-- Entries supplied --

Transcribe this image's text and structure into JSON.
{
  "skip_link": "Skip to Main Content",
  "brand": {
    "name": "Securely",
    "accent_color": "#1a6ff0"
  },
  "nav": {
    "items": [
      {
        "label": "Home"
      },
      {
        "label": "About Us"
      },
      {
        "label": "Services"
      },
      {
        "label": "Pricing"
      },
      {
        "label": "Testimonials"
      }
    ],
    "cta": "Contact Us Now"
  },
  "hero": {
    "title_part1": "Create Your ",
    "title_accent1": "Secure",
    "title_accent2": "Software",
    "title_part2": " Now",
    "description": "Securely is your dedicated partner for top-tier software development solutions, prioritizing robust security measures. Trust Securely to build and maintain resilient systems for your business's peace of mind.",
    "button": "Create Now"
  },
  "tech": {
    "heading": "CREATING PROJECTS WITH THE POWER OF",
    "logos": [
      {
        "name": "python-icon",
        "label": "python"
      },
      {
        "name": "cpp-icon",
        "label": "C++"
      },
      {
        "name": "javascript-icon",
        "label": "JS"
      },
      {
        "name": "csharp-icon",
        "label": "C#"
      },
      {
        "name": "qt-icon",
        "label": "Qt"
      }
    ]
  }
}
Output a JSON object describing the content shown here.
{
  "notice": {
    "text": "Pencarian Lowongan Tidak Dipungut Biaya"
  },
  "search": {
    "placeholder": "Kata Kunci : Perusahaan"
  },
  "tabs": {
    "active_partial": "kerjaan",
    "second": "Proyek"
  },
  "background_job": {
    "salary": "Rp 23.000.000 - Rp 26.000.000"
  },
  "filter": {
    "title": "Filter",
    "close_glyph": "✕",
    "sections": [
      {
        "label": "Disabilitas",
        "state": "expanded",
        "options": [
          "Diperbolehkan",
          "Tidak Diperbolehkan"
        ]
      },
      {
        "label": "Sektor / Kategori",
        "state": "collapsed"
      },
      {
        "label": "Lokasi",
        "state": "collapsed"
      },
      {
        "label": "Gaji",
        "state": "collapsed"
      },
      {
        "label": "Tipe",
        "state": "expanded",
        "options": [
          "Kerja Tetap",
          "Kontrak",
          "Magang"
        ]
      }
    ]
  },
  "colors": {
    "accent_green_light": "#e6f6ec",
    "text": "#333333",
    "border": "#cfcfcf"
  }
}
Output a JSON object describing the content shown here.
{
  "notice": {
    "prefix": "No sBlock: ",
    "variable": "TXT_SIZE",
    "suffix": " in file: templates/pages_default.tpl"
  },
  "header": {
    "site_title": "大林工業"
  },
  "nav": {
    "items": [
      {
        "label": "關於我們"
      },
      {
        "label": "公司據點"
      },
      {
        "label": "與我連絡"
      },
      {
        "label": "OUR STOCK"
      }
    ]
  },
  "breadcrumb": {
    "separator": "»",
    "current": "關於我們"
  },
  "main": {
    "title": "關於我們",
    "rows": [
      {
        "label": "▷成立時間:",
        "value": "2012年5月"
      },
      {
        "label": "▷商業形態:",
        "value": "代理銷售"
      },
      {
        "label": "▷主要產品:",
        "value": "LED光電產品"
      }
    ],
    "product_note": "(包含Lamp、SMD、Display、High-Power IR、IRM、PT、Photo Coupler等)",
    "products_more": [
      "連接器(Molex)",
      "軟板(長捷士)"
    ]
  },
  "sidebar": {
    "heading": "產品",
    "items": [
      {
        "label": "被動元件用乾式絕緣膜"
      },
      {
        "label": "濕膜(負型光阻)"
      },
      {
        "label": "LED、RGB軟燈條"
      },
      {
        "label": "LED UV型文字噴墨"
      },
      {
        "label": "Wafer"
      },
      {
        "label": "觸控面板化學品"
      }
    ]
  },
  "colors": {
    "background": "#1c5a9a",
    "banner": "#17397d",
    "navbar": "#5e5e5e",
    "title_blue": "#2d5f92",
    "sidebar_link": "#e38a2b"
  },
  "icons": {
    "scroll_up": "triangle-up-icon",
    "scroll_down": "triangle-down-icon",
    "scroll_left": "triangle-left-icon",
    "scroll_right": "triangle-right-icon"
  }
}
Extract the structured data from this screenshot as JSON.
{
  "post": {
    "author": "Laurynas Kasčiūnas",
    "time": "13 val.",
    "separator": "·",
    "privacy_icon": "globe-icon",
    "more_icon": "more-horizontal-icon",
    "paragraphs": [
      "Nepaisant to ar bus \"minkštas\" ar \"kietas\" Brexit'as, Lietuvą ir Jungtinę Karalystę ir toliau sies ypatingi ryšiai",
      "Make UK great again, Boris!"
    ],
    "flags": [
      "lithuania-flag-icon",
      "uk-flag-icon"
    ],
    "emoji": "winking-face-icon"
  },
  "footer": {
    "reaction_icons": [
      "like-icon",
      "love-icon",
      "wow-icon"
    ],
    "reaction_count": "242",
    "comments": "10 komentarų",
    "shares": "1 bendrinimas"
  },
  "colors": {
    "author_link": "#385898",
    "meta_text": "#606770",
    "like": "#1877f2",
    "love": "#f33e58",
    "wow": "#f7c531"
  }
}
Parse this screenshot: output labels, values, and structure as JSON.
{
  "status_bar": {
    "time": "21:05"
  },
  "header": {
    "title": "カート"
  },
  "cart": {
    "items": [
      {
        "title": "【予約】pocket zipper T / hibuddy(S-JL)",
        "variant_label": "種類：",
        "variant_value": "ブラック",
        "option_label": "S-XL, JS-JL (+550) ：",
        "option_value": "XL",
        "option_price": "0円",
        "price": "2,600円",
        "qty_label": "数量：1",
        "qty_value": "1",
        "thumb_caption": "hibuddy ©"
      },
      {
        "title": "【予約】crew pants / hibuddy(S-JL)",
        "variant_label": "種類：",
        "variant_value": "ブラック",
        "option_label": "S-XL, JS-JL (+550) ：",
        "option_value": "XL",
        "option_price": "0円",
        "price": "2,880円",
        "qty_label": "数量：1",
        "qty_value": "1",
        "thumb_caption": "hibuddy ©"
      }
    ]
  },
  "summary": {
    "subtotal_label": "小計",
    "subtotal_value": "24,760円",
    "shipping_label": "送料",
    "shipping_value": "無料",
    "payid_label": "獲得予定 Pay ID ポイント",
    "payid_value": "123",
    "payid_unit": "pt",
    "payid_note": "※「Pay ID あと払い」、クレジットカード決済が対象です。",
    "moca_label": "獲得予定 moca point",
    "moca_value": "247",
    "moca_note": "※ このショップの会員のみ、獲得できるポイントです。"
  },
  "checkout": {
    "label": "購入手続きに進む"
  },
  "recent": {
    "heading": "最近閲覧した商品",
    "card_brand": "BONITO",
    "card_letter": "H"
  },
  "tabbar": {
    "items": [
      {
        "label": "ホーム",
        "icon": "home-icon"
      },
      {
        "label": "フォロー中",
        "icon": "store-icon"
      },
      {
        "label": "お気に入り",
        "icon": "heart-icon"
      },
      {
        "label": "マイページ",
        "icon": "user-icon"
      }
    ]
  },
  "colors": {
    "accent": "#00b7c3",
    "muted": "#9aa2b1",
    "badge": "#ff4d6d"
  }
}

-- Goal --
Copy all the records above precisely.

-- Exercise answer --
Transcribe this image's text and structure into JSON.
{
  "skip_link": "Skip to Main Content",
  "brand": {
    "name": "Securely",
    "accent_color": "#1a6ff0"
  },
  "nav": {
    "items": [
      {
        "label": "Home"
      },
      {
        "label": "About Us"
      },
      {
        "label": "Services"
      },
      {
        "label": "Pricing"
      },
      {
        "label": "Testimonials"
      }
    ],
    "cta": "Contact Us Now"
  },
  "hero": {
    "title_part1": "Create Your ",
    "title_accent1": "Secure",
    "title_accent2": "Software",
    "title_part2": " Now",
    "description": "Securely is your dedicated partner for top-tier software development solutions, prioritizing robust security measures. Trust Securely to build and maintain resilient systems for your business's peace of mind.",
    "button": "Create Now"
  },
  "tech": {
    "heading": "CREATING PROJECTS WITH THE POWER OF",
    "logos": [
      {
        "name": "python-icon",
        "label": "python"
      },
      {
        "name": "cpp-icon",
        "label": "C++"
      },
      {
        "name": "javascript-icon",
        "label": "JS"
      },
      {
        "name": "csharp-icon",
        "label": "C#"
      },
      {
        "name": "qt-icon",
        "label": "Qt"
      }
    ]
  }
}
Output a JSON object describing the content shown here.
{
  "notice": {
    "text": "Pencarian Lowongan Tidak Dipungut Biaya"
  },
  "search": {
    "placeholder": "Kata Kunci : Perusahaan"
  },
  "tabs": {
    "active_partial": "kerjaan",
    "second": "Proyek"
  },
  "background_job": {
    "salary": "Rp 23.000.000 - Rp 26.000.000"
  },
  "filter": {
    "title": "Filter",
    "close_glyph": "✕",
    "sections": [
      {
        "label": "Disabilitas",
        "state": "expanded",
        "options": [
          "Diperbolehkan",
          "Tidak Diperbolehkan"
        ]
      },
      {
        "label": "Sektor / Kategori",
        "state": "collapsed"
      },
      {
        "label": "Lokasi",
        "state": "collapsed"
      },
      {
        "label": "Gaji",
        "state": "collapsed"
      },
      {
        "label": "Tipe",
        "state": "expanded",
        "options": [
          "Kerja Tetap",
          "Kontrak",
          "Magang"
        ]
      }
    ]
  },
  "colors": {
    "accent_green_light": "#e6f6ec",
    "text": "#333333",
    "border": "#cfcfcf"
  }
}
Output a JSON object describing the content shown here.
{
  "notice": {
    "prefix": "No sBlock: ",
    "variable": "TXT_SIZE",
    "suffix": " in file: templates/pages_default.tpl"
  },
  "header": {
    "site_title": "大林工業"
  },
  "nav": {
    "items": [
      {
        "label": "關於我們"
      },
      {
        "label": "公司據點"
      },
      {
        "label": "與我連絡"
      },
      {
        "label": "OUR STOCK"
      }
    ]
  },
  "breadcrumb": {
    "separator": "»",
    "current": "關於我們"
  },
  "main": {
    "title": "關於我們",
    "rows": [
      {
        "label": "▷成立時間:",
        "value": "2012年5月"
      },
      {
        "label": "▷商業形態:",
        "value": "代理銷售"
      },
      {
        "label": "▷主要產品:",
        "value": "LED光電產品"
      }
    ],
    "product_note": "(包含Lamp、SMD、Display、High-Power IR、IRM、PT、Photo Coupler等)",
    "products_more": [
      "連接器(Molex)",
      "軟板(長捷士)"
    ]
  },
  "sidebar": {
    "heading": "產品",
    "items": [
      {
        "label": "被動元件用乾式絕緣膜"
      },
      {
        "label": "濕膜(負型光阻)"
      },
      {
        "label": "LED、RGB軟燈條"
      },
      {
        "label": "LED UV型文字噴墨"
      },
      {
        "label": "Wafer"
      },
      {
        "label": "觸控面板化學品"
      }
    ]
  },
  "colors": {
    "background": "#1c5a9a",
    "banner": "#17397d",
    "navbar": "#5e5e5e",
    "title_blue": "#2d5f92",
    "sidebar_link": "#e38a2b"
  },
  "icons": {
    "scroll_up": "triangle-up-icon",
    "scroll_down": "triangle-down-icon",
    "scroll_left": "triangle-left-icon",
    "scroll_right": "triangle-right-icon"
  }
}
Extract the structured data from this screenshot as JSON.
{
  "post": {
    "author": "Laurynas Kasčiūnas",
    "time": "13 val.",
    "separator": "·",
    "privacy_icon": "globe-icon",
    "more_icon": "more-horizontal-icon",
    "paragraphs": [
      "Nepaisant to ar bus \"minkštas\" ar \"kietas\" Brexit'as, Lietuvą ir Jungtinę Karalystę ir toliau sies ypatingi ryšiai",
      "Make UK great again, Boris!"
    ],
    "flags": [
      "lithuania-flag-icon",
      "uk-flag-icon"
    ],
    "emoji": "winking-face-icon"
  },
  "footer": {
    "reaction_icons": [
      "like-icon",
      "love-icon",
      "wow-icon"
    ],
    "reaction_count": "242",
    "comments": "10 komentarų",
    "shares": "1 bendrinimas"
  },
  "colors": {
    "author_link": "#385898",
    "meta_text": "#606770",
    "like": "#1877f2",
    "love": "#f33e58",
    "wow": "#f7c531"
  }
}
Parse this screenshot: output labels, values, and structure as JSON.
{
  "status_bar": {
    "time": "21:05"
  },
  "header": {
    "title": "カート"
  },
  "cart": {
    "items": [
      {
        "title": "【予約】pocket zipper T / hibuddy(S-JL)",
        "variant_label": "種類：",
        "variant_value": "ブラック",
        "option_label": "S-XL, JS-JL (+550) ：",
        "option_value": "XL",
        "option_price": "0円",
        "price": "2,600円",
        "qty_label": "数量：1",
        "qty_value": "1",
        "thumb_caption": "hibuddy ©"
      },
      {
        "title": "【予約】crew pants / hibuddy(S-JL)",
        "variant_label": "種類：",
        "variant_value": "ブラック",
        "option_label": "S-XL, JS-JL (+550) ：",
        "option_value": "XL",
        "option_price": "0円",
        "price": "2,880円",
        "qty_label": "数量：1",
        "qty_value": "1",
        "thumb_caption": "hibuddy ©"
      }
    ]
  },
  "summary": {
    "subtotal_label": "小計",
    "subtotal_value": "24,760円",
    "shipping_label": "送料",
    "shipping_value": "無料",
    "payid_label": "獲得予定 Pay ID ポイント",
    "payid_value": "123",
    "payid_unit": "pt",
    "payid_note": "※「Pay ID あと払い」、クレジットカード決済が対象です。",
    "moca_label": "獲得予定 moca point",
    "moca_value": "247",
    "moca_note": "※ このショップの会員のみ、獲得できるポイントです。"
  },
  "checkout": {
    "label": "購入手続きに進む"
  },
  "recent": {
    "heading": "最近閲覧した商品",
    "card_brand": "BONITO",
    "card_letter": "H"
  },
  "tabbar": {
    "items": [
      {
        "label": "ホーム",
        "icon": "home-icon"
      },
      {
        "label": "フォロー中",
        "icon": "store-icon"
      },
      {
        "label": "お気に入り",
        "icon": "heart-icon"
      },
      {
        "label": "マイページ",
        "icon": "user-icon"
      }
    ]
  },
  "colors": {
    "accent": "#00b7c3",
    "muted": "#9aa2b1",
    "badge": "#ff4d6d"
  }
}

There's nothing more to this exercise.